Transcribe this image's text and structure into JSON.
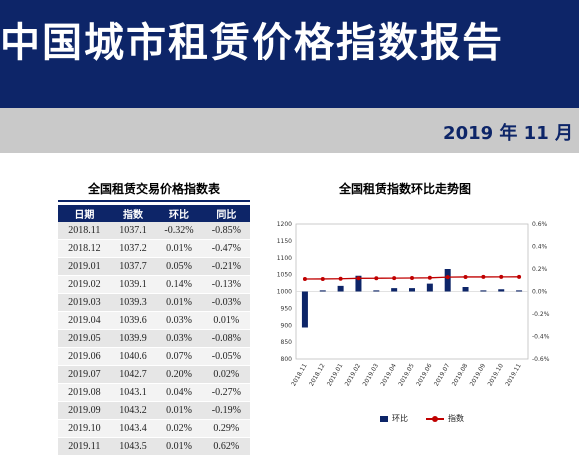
{
  "header": {
    "title": "中国城市租赁价格指数报告",
    "date": "2019 年 11 月"
  },
  "table": {
    "title": "全国租赁交易价格指数表",
    "columns": [
      "日期",
      "指数",
      "环比",
      "同比"
    ],
    "rows": [
      [
        "2018.11",
        "1037.1",
        "-0.32%",
        "-0.85%"
      ],
      [
        "2018.12",
        "1037.2",
        "0.01%",
        "-0.47%"
      ],
      [
        "2019.01",
        "1037.7",
        "0.05%",
        "-0.21%"
      ],
      [
        "2019.02",
        "1039.1",
        "0.14%",
        "-0.13%"
      ],
      [
        "2019.03",
        "1039.3",
        "0.01%",
        "-0.03%"
      ],
      [
        "2019.04",
        "1039.6",
        "0.03%",
        "0.01%"
      ],
      [
        "2019.05",
        "1039.9",
        "0.03%",
        "-0.08%"
      ],
      [
        "2019.06",
        "1040.6",
        "0.07%",
        "-0.05%"
      ],
      [
        "2019.07",
        "1042.7",
        "0.20%",
        "0.02%"
      ],
      [
        "2019.08",
        "1043.1",
        "0.04%",
        "-0.27%"
      ],
      [
        "2019.09",
        "1043.2",
        "0.01%",
        "-0.19%"
      ],
      [
        "2019.10",
        "1043.4",
        "0.02%",
        "0.29%"
      ],
      [
        "2019.11",
        "1043.5",
        "0.01%",
        "0.62%"
      ]
    ]
  },
  "chart_data": {
    "type": "bar",
    "title": "全国租赁指数环比走势图",
    "categories": [
      "2018.11",
      "2018.12",
      "2019.01",
      "2019.02",
      "2019.03",
      "2019.04",
      "2019.05",
      "2019.06",
      "2019.07",
      "2019.08",
      "2019.09",
      "2019.10",
      "2019.11"
    ],
    "series": [
      {
        "name": "环比",
        "type": "bar",
        "axis": "right",
        "values": [
          -0.32,
          0.01,
          0.05,
          0.14,
          0.01,
          0.03,
          0.03,
          0.07,
          0.2,
          0.04,
          0.01,
          0.02,
          0.01
        ],
        "color": "#0d2568"
      },
      {
        "name": "指数",
        "type": "line",
        "axis": "left",
        "values": [
          1037.1,
          1037.2,
          1037.7,
          1039.1,
          1039.3,
          1039.6,
          1039.9,
          1040.6,
          1042.7,
          1043.1,
          1043.2,
          1043.4,
          1043.5
        ],
        "color": "#c00000"
      }
    ],
    "ylim_left": [
      800,
      1200
    ],
    "yticks_left": [
      "800",
      "850",
      "900",
      "950",
      "1000",
      "1050",
      "1100",
      "1150",
      "1200"
    ],
    "ylim_right": [
      -0.6,
      0.6
    ],
    "yticks_right": [
      "-0.6%",
      "-0.4%",
      "-0.2%",
      "0.0%",
      "0.2%",
      "0.4%",
      "0.6%"
    ],
    "grid": false,
    "legend_position": "bottom"
  }
}
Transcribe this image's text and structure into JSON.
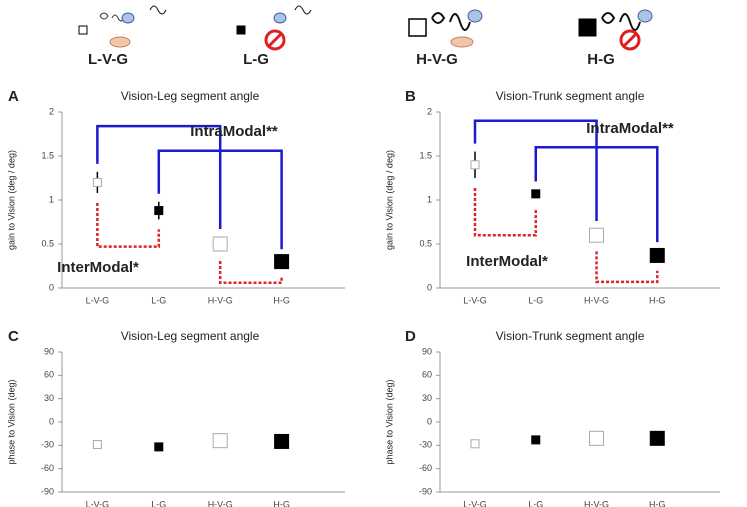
{
  "header": {
    "labels": [
      "L-V-G",
      "L-G",
      "H-V-G",
      "H-G"
    ]
  },
  "chart_data": [
    {
      "type": "errorbar",
      "panel": "A",
      "title": "Vision-Leg segment angle",
      "y_label": "gain to Vision (deg / deg)",
      "categories": [
        "L-V-G",
        "L-G",
        "H-V-G",
        "H-G"
      ],
      "values": [
        1.2,
        0.88,
        0.5,
        0.3
      ],
      "errors": [
        0.12,
        0.1,
        0.08,
        0.05
      ],
      "marker_colors": [
        "#ffffff",
        "#000000",
        "#ffffff",
        "#000000"
      ],
      "ylim": [
        0,
        2
      ],
      "yticks": [
        0,
        0.5,
        1,
        1.5,
        2
      ],
      "annotations": [
        {
          "text": "IntraModal**",
          "color": "#1a1ad0"
        },
        {
          "text": "InterModal*",
          "color": "#e02424"
        }
      ]
    },
    {
      "type": "errorbar",
      "panel": "B",
      "title": "Vision-Trunk segment angle",
      "y_label": "gain to Vision (deg / deg)",
      "categories": [
        "L-V-G",
        "L-G",
        "H-V-G",
        "H-G"
      ],
      "values": [
        1.4,
        1.07,
        0.6,
        0.37
      ],
      "errors": [
        0.15,
        0.05,
        0.07,
        0.06
      ],
      "marker_colors": [
        "#ffffff",
        "#000000",
        "#ffffff",
        "#000000"
      ],
      "ylim": [
        0,
        2
      ],
      "yticks": [
        0,
        0.5,
        1,
        1.5,
        2
      ],
      "annotations": [
        {
          "text": "IntraModal**",
          "color": "#1a1ad0"
        },
        {
          "text": "InterModal*",
          "color": "#e02424"
        }
      ]
    },
    {
      "type": "errorbar",
      "panel": "C",
      "title": "Vision-Leg segment angle",
      "y_label": "phase to Vision (deg)",
      "categories": [
        "L-V-G",
        "L-G",
        "H-V-G",
        "H-G"
      ],
      "values": [
        -29,
        -32,
        -24,
        -25
      ],
      "errors": [
        3,
        2,
        3,
        3
      ],
      "marker_colors": [
        "#ffffff",
        "#000000",
        "#ffffff",
        "#000000"
      ],
      "ylim": [
        -90,
        90
      ],
      "yticks": [
        -90,
        -60,
        -30,
        0,
        30,
        60,
        90
      ]
    },
    {
      "type": "errorbar",
      "panel": "D",
      "title": "Vision-Trunk segment angle",
      "y_label": "phase to Vision (deg)",
      "categories": [
        "L-V-G",
        "L-G",
        "H-V-G",
        "H-G"
      ],
      "values": [
        -28,
        -23,
        -21,
        -21
      ],
      "errors": [
        5,
        3,
        2,
        3
      ],
      "marker_colors": [
        "#ffffff",
        "#000000",
        "#ffffff",
        "#000000"
      ],
      "ylim": [
        -90,
        90
      ],
      "yticks": [
        -90,
        -60,
        -30,
        0,
        30,
        60,
        90
      ]
    }
  ]
}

------------------------------------

== Problem statement ==
Verbatim reproduction of every record is required; images are left out.

== Response to the task ==
Transcribe this image's text and structure into JSON.
{
  "header": {
    "title": "中国城市租赁价格指数报告",
    "date": "2019 年 11 月"
  },
  "table": {
    "title": "全国租赁交易价格指数表",
    "columns": [
      "日期",
      "指数",
      "环比",
      "同比"
    ],
    "rows": [
      [
        "2018.11",
        "1037.1",
        "-0.32%",
        "-0.85%"
      ],
      [
        "2018.12",
        "1037.2",
        "0.01%",
        "-0.47%"
      ],
      [
        "2019.01",
        "1037.7",
        "0.05%",
        "-0.21%"
      ],
      [
        "2019.02",
        "1039.1",
        "0.14%",
        "-0.13%"
      ],
      [
        "2019.03",
        "1039.3",
        "0.01%",
        "-0.03%"
      ],
      [
        "2019.04",
        "1039.6",
        "0.03%",
        "0.01%"
      ],
      [
        "2019.05",
        "1039.9",
        "0.03%",
        "-0.08%"
      ],
      [
        "2019.06",
        "1040.6",
        "0.07%",
        "-0.05%"
      ],
      [
        "2019.07",
        "1042.7",
        "0.20%",
        "0.02%"
      ],
      [
        "2019.08",
        "1043.1",
        "0.04%",
        "-0.27%"
      ],
      [
        "2019.09",
        "1043.2",
        "0.01%",
        "-0.19%"
      ],
      [
        "2019.10",
        "1043.4",
        "0.02%",
        "0.29%"
      ],
      [
        "2019.11",
        "1043.5",
        "0.01%",
        "0.62%"
      ]
    ]
  },
  "chart_data": {
    "type": "bar",
    "title": "全国租赁指数环比走势图",
    "categories": [
      "2018.11",
      "2018.12",
      "2019.01",
      "2019.02",
      "2019.03",
      "2019.04",
      "2019.05",
      "2019.06",
      "2019.07",
      "2019.08",
      "2019.09",
      "2019.10",
      "2019.11"
    ],
    "series": [
      {
        "name": "环比",
        "type": "bar",
        "axis": "right",
        "values": [
          -0.32,
          0.01,
          0.05,
          0.14,
          0.01,
          0.03,
          0.03,
          0.07,
          0.2,
          0.04,
          0.01,
          0.02,
          0.01
        ],
        "color": "#0d2568"
      },
      {
        "name": "指数",
        "type": "line",
        "axis": "left",
        "values": [
          1037.1,
          1037.2,
          1037.7,
          1039.1,
          1039.3,
          1039.6,
          1039.9,
          1040.6,
          1042.7,
          1043.1,
          1043.2,
          1043.4,
          1043.5
        ],
        "color": "#c00000"
      }
    ],
    "ylim_left": [
      800,
      1200
    ],
    "yticks_left": [
      "800",
      "850",
      "900",
      "950",
      "1000",
      "1050",
      "1100",
      "1150",
      "1200"
    ],
    "ylim_right": [
      -0.6,
      0.6
    ],
    "yticks_right": [
      "-0.6%",
      "-0.4%",
      "-0.2%",
      "0.0%",
      "0.2%",
      "0.4%",
      "0.6%"
    ],
    "grid": false,
    "legend_position": "bottom"
  }
}
Transcribe this image's text and structure into JSON.
{
  "header": {
    "labels": [
      "L-V-G",
      "L-G",
      "H-V-G",
      "H-G"
    ]
  },
  "chart_data": [
    {
      "type": "errorbar",
      "panel": "A",
      "title": "Vision-Leg segment angle",
      "y_label": "gain to Vision (deg / deg)",
      "categories": [
        "L-V-G",
        "L-G",
        "H-V-G",
        "H-G"
      ],
      "values": [
        1.2,
        0.88,
        0.5,
        0.3
      ],
      "errors": [
        0.12,
        0.1,
        0.08,
        0.05
      ],
      "marker_colors": [
        "#ffffff",
        "#000000",
        "#ffffff",
        "#000000"
      ],
      "ylim": [
        0,
        2
      ],
      "yticks": [
        0,
        0.5,
        1,
        1.5,
        2
      ],
      "annotations": [
        {
          "text": "IntraModal**",
          "color": "#1a1ad0"
        },
        {
          "text": "InterModal*",
          "color": "#e02424"
        }
      ]
    },
    {
      "type": "errorbar",
      "panel": "B",
      "title": "Vision-Trunk segment angle",
      "y_label": "gain to Vision (deg / deg)",
      "categories": [
        "L-V-G",
        "L-G",
        "H-V-G",
        "H-G"
      ],
      "values": [
        1.4,
        1.07,
        0.6,
        0.37
      ],
      "errors": [
        0.15,
        0.05,
        0.07,
        0.06
      ],
      "marker_colors": [
        "#ffffff",
        "#000000",
        "#ffffff",
        "#000000"
      ],
      "ylim": [
        0,
        2
      ],
      "yticks": [
        0,
        0.5,
        1,
        1.5,
        2
      ],
      "annotations": [
        {
          "text": "IntraModal**",
          "color": "#1a1ad0"
        },
        {
          "text": "InterModal*",
          "color": "#e02424"
        }
      ]
    },
    {
      "type": "errorbar",
      "panel": "C",
      "title": "Vision-Leg segment angle",
      "y_label": "phase to Vision (deg)",
      "categories": [
        "L-V-G",
        "L-G",
        "H-V-G",
        "H-G"
      ],
      "values": [
        -29,
        -32,
        -24,
        -25
      ],
      "errors": [
        3,
        2,
        3,
        3
      ],
      "marker_colors": [
        "#ffffff",
        "#000000",
        "#ffffff",
        "#000000"
      ],
      "ylim": [
        -90,
        90
      ],
      "yticks": [
        -90,
        -60,
        -30,
        0,
        30,
        60,
        90
      ]
    },
    {
      "type": "errorbar",
      "panel": "D",
      "title": "Vision-Trunk segment angle",
      "y_label": "phase to Vision (deg)",
      "categories": [
        "L-V-G",
        "L-G",
        "H-V-G",
        "H-G"
      ],
      "values": [
        -28,
        -23,
        -21,
        -21
      ],
      "errors": [
        5,
        3,
        2,
        3
      ],
      "marker_colors": [
        "#ffffff",
        "#000000",
        "#ffffff",
        "#000000"
      ],
      "ylim": [
        -90,
        90
      ],
      "yticks": [
        -90,
        -60,
        -30,
        0,
        30,
        60,
        90
      ]
    }
  ]
}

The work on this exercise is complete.